- [SET TASK]
Transcribe every line exactly and omit anything that is a picture.
-- begin --
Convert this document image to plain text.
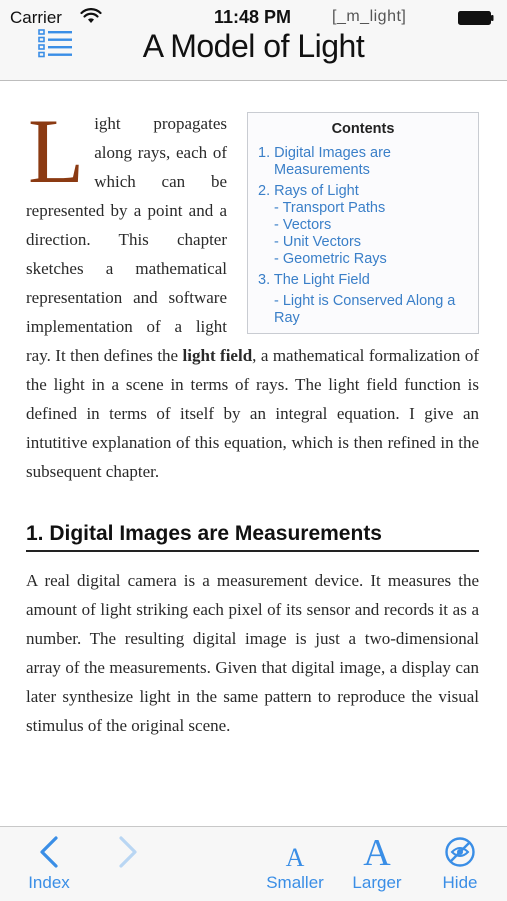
A Model of Light
Carrier	11:48 PM	[_m_light]
Contents
1. Digital Images are
Measurements
2. Rays of Light
- Transport Paths
- Vectors
- Unit Vectors
- Geometric Rays
3. The Light Field
- Light is Conserved Along a
Ray

Light propagates along rays, each of which can be represented by a point and a direction. This chapter sketches a mathematical representation and software implementation of a light ray. It then defines the light field, a mathematical formalization of the light in a scene in terms of rays. The light field function is defined in terms of itself by an integral equation. I give an intutitive explanation of this equation, which is then refined in the subsequent chapter.

1. Digital Images are Measurements

A real digital camera is a measurement device. It measures the amount of light striking each pixel of its sensor and records it as a number. The resulting digital image is just a two-dimensional array of the measurements. Given that digital image, a display can later synthesize light in the same pattern to reproduce the visual stimulus of the original scene.

Index
A
Smaller
A
Larger	Hide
-- end --
- [ANSWER TO THE TASK]
Convert this document image to plain text.
A Model of Light
Carrier	11:48 PM	[_m_light]
Contents
1. Digital Images are
Measurements
2. Rays of Light
- Transport Paths
- Vectors
- Unit Vectors
- Geometric Rays
3. The Light Field
- Light is Conserved Along a
Ray

Light propagates along rays, each of which can be represented by a point and a direction. This chapter sketches a mathematical representation and software implementation of a light ray. It then defines the light field, a mathematical formalization of the light in a scene in terms of rays. The light field function is defined in terms of itself by an integral equation. I give an intutitive explanation of this equation, which is then refined in the subsequent chapter.

1. Digital Images are Measurements

A real digital camera is a measurement device. It measures the amount of light striking each pixel of its sensor and records it as a number. The resulting digital image is just a two-dimensional array of the measurements. Given that digital image, a display can later synthesize light in the same pattern to reproduce the visual stimulus of the original scene.

Index
A
Smaller
A
Larger	Hide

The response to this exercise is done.